**Given data:**
════════════════════

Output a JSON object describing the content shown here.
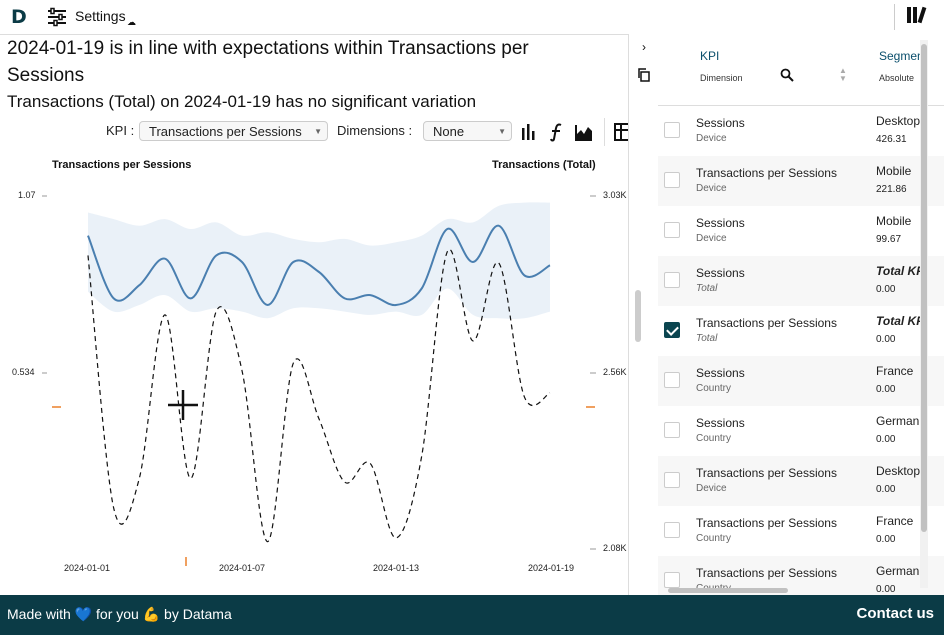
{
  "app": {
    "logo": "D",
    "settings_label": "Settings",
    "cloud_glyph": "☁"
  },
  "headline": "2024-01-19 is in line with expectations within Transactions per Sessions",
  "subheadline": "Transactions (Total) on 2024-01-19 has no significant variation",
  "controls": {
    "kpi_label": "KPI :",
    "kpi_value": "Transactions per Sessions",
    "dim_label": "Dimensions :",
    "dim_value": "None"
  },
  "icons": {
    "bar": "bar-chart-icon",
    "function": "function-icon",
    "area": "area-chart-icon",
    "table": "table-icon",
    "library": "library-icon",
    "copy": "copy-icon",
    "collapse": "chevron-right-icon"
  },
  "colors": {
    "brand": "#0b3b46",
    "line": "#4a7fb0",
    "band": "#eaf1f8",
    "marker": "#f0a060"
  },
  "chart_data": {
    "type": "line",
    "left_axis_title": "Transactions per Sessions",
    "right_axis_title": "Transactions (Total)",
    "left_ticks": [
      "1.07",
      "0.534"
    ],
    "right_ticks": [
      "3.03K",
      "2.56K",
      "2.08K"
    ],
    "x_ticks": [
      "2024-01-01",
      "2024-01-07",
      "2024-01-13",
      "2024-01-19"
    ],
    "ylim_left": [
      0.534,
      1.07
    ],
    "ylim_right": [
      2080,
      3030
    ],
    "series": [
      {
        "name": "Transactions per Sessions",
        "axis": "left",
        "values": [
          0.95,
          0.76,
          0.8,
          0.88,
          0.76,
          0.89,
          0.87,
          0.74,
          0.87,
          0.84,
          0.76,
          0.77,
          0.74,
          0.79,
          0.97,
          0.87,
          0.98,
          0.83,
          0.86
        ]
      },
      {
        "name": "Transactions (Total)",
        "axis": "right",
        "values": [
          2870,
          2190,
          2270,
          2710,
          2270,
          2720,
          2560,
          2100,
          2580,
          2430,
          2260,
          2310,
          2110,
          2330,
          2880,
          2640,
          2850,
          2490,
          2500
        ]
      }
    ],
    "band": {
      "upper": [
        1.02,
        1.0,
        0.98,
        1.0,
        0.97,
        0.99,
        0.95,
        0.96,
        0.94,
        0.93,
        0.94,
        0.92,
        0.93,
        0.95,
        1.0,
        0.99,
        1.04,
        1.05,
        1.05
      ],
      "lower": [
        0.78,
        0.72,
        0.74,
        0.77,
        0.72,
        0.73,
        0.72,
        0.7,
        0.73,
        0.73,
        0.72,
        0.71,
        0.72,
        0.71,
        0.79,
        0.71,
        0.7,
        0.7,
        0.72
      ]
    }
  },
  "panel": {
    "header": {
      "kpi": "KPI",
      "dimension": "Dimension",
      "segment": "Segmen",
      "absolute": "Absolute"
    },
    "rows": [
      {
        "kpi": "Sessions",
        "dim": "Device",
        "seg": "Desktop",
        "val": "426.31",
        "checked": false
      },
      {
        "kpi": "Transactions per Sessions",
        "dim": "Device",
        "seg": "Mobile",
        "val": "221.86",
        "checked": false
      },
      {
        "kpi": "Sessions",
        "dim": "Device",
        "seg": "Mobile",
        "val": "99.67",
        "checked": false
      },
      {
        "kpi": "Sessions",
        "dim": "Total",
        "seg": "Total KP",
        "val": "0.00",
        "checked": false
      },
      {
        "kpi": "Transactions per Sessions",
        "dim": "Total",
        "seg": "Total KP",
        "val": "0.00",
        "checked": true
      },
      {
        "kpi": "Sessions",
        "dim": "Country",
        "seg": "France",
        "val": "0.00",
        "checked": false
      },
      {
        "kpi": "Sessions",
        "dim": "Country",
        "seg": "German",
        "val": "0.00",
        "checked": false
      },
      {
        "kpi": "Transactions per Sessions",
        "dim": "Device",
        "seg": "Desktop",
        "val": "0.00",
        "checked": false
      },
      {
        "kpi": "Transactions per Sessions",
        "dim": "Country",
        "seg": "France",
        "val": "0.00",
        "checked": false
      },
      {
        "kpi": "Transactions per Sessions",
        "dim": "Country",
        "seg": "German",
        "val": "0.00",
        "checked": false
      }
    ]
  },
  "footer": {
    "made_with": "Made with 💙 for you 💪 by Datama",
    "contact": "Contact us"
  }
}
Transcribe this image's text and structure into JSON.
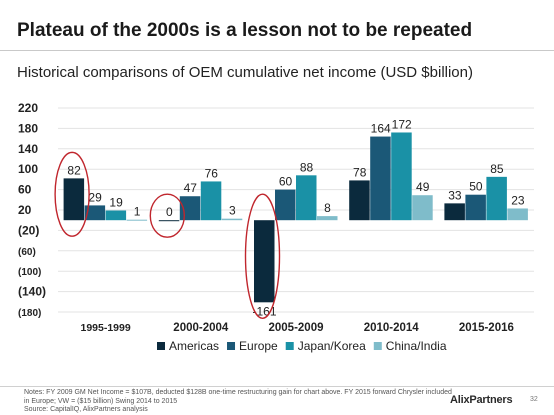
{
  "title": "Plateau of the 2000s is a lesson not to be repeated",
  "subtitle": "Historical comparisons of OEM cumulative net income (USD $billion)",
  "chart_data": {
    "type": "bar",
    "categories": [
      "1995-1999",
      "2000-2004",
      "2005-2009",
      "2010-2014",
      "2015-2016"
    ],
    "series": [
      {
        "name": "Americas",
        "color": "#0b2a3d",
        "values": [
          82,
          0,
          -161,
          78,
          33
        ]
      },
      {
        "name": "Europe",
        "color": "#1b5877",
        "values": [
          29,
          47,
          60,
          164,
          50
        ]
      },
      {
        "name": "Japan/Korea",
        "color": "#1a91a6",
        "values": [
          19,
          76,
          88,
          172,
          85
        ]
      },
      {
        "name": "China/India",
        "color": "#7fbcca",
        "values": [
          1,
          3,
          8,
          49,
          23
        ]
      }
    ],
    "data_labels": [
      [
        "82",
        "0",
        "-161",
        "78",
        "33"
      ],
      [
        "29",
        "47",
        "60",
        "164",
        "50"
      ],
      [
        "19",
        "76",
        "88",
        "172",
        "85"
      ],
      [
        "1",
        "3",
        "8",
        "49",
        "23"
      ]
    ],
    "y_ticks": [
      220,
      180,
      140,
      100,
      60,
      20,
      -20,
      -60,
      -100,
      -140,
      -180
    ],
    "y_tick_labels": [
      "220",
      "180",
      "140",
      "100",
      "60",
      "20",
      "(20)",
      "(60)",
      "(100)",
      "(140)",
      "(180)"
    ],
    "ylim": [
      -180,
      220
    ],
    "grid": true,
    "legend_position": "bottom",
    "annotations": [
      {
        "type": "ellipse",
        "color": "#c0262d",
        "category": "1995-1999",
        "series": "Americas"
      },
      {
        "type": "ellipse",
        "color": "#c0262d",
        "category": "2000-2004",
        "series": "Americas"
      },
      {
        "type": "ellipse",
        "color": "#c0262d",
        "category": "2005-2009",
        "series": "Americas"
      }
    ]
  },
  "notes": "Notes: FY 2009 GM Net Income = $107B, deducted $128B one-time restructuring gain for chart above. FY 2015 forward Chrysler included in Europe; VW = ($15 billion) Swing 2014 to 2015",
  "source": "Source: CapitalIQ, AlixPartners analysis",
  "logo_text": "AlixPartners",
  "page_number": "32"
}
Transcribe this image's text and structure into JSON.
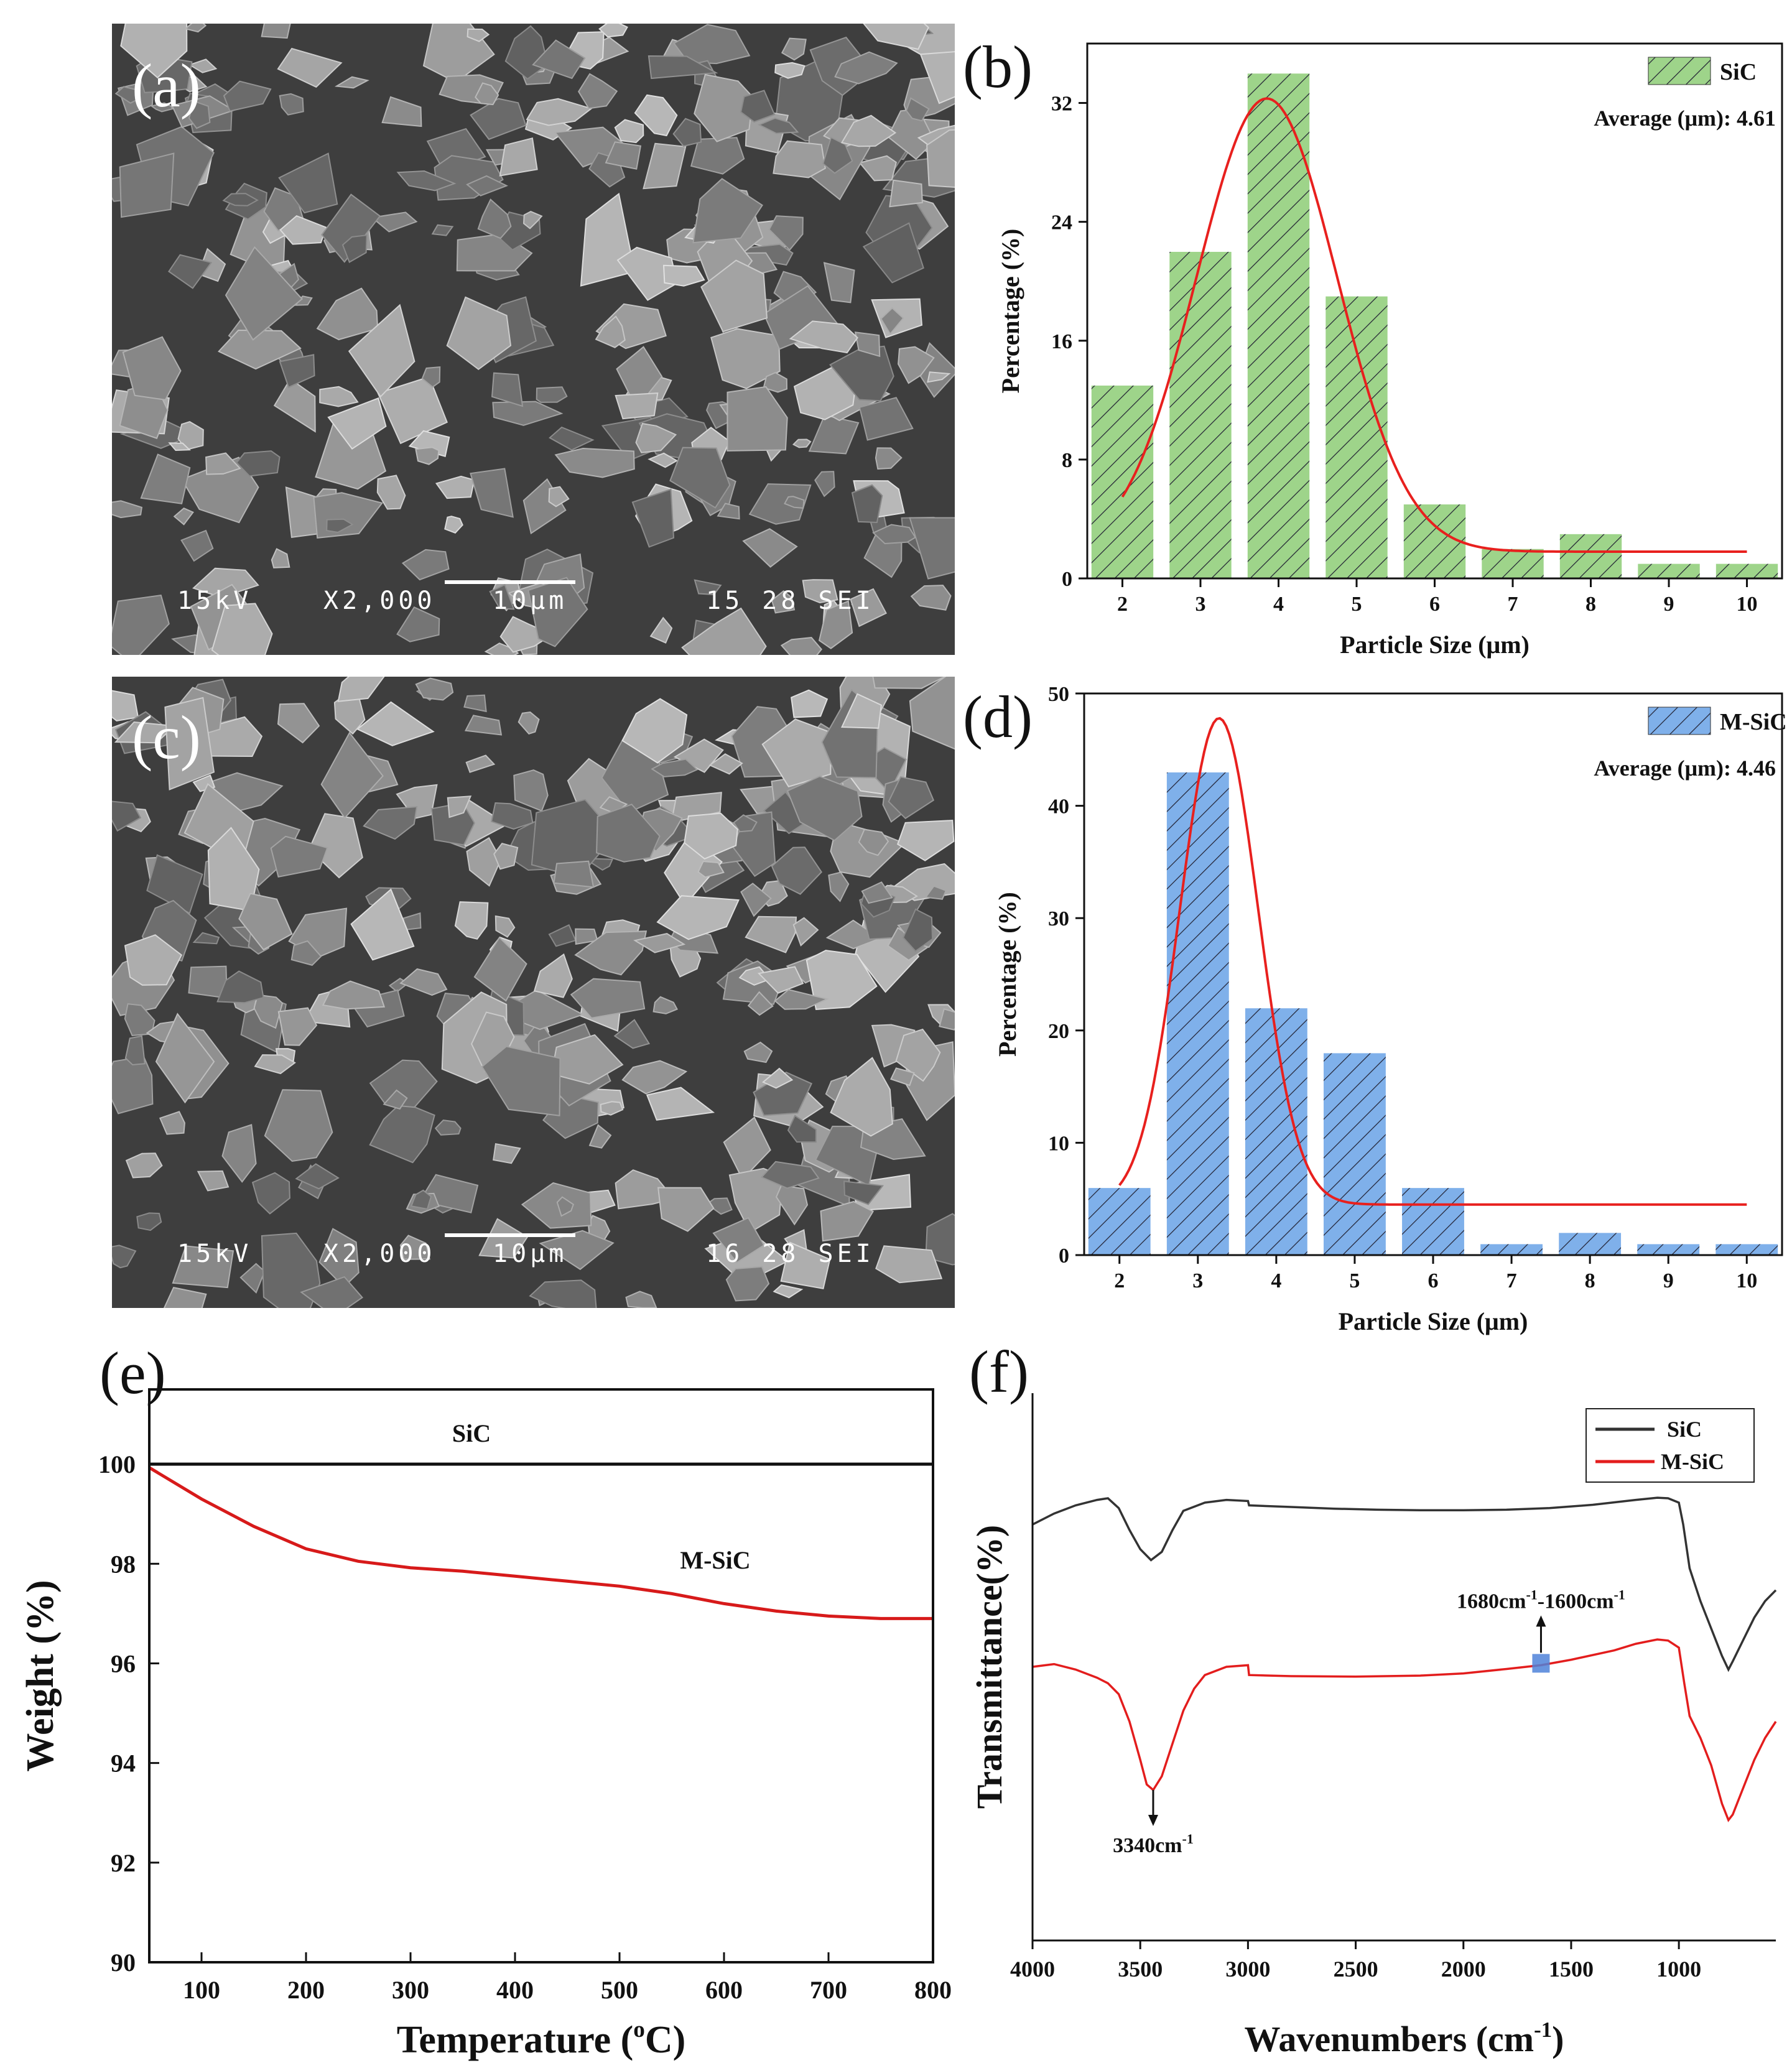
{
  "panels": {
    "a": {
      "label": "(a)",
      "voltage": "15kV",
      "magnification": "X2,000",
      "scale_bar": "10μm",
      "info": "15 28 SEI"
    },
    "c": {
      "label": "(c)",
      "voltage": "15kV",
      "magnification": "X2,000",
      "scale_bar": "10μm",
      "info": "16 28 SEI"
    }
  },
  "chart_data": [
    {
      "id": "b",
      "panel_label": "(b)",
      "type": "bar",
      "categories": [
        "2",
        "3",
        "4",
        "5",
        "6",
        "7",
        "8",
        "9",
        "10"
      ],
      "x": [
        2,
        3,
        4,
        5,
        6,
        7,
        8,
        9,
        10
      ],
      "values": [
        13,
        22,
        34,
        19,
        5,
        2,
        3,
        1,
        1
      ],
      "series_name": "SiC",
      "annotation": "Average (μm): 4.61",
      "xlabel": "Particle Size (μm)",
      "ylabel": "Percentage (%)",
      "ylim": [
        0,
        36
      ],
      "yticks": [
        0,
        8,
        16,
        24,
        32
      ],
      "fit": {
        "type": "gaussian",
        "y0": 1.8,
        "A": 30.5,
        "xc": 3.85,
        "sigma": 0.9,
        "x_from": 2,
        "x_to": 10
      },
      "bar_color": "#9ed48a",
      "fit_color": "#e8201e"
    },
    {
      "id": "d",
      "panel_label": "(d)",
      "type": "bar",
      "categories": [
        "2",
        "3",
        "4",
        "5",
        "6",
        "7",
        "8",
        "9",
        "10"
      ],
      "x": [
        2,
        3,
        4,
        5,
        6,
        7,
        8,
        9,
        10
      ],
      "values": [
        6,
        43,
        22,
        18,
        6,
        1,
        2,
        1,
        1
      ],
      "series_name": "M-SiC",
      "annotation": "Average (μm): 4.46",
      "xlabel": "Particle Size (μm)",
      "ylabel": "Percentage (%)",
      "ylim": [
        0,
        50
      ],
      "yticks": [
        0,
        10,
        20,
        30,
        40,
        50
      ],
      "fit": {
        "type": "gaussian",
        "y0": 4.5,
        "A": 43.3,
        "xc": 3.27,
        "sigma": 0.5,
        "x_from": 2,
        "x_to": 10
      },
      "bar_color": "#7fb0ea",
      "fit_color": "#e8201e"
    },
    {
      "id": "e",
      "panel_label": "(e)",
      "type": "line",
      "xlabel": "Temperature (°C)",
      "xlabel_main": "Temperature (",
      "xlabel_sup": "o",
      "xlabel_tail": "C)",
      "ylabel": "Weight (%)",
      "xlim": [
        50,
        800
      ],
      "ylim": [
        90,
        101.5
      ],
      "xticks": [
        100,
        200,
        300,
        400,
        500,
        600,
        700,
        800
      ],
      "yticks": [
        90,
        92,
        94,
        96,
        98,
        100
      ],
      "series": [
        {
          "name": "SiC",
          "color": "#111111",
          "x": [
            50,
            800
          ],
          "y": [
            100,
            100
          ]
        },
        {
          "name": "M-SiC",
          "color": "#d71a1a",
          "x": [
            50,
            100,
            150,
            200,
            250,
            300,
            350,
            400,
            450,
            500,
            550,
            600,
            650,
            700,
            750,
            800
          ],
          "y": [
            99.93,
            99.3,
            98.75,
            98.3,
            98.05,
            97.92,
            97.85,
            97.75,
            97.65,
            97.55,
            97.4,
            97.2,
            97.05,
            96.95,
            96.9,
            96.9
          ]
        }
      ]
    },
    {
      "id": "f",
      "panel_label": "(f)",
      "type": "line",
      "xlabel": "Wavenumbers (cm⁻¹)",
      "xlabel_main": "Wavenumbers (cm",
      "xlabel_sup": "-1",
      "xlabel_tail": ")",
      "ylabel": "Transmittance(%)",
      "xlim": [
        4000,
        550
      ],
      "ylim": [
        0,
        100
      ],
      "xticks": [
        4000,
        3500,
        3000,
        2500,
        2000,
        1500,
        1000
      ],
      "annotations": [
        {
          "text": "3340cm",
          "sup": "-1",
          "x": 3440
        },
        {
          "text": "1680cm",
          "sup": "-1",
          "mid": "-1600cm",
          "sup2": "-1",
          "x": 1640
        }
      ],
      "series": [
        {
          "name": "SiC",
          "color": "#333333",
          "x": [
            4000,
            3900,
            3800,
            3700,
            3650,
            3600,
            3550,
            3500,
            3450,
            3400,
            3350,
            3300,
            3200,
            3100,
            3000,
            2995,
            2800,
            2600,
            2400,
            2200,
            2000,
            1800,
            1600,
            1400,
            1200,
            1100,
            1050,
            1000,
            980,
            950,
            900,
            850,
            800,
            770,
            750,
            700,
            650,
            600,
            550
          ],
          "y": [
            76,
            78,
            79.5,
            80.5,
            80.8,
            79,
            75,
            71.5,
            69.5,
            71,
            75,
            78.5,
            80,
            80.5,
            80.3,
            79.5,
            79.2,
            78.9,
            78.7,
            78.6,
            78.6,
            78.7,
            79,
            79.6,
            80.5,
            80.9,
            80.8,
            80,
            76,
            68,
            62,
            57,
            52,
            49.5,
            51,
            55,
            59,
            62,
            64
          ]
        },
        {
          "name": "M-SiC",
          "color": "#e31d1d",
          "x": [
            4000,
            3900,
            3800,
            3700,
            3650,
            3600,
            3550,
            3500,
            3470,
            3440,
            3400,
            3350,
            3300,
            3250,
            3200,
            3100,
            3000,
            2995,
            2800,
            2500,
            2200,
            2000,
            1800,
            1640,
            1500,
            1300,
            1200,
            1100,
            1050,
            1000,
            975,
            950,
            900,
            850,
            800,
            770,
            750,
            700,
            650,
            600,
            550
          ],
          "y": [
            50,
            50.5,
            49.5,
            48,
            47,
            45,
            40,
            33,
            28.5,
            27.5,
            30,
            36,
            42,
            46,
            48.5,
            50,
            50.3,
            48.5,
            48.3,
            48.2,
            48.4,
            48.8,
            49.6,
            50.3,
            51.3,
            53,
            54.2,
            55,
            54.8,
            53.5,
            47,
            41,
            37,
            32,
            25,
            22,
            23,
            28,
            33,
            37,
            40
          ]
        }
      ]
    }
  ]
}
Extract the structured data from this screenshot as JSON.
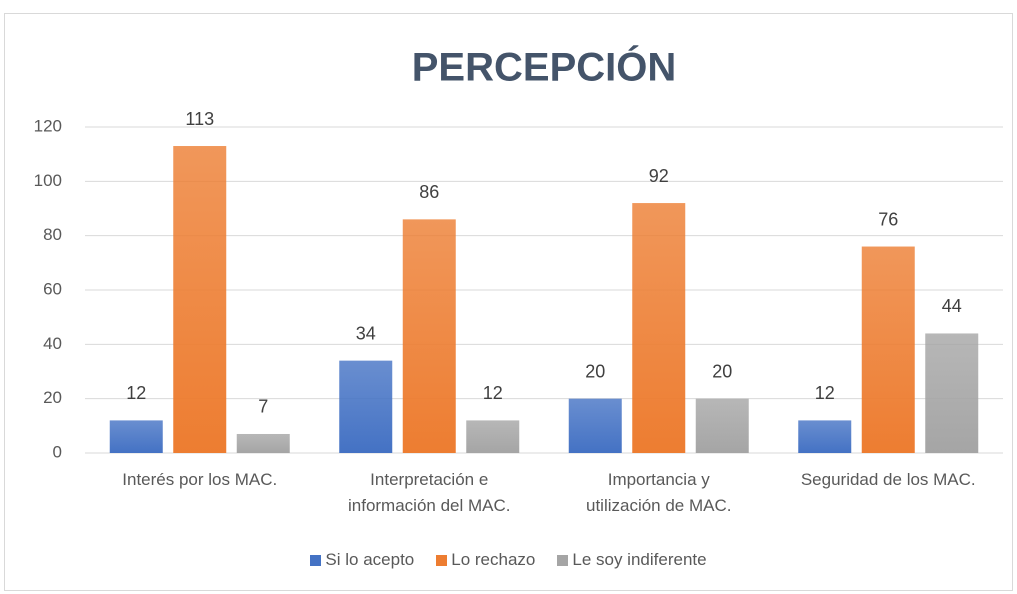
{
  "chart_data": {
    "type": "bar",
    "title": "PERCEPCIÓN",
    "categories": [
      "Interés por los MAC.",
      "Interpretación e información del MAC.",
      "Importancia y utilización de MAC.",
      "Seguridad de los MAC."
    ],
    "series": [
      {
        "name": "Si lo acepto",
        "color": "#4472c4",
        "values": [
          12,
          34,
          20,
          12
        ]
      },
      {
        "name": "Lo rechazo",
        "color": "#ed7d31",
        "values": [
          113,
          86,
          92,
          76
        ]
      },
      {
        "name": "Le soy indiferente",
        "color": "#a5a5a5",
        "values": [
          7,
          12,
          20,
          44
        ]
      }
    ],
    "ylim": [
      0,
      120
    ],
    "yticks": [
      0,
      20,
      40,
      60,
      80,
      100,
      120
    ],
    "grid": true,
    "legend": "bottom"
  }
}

════════════════════

**Request:**
From the data, list each line in which the string "Average" appears.

**Result:**
      "annotation": "Average (μm): 4.61",
      "annotation": "Average (μm): 4.46",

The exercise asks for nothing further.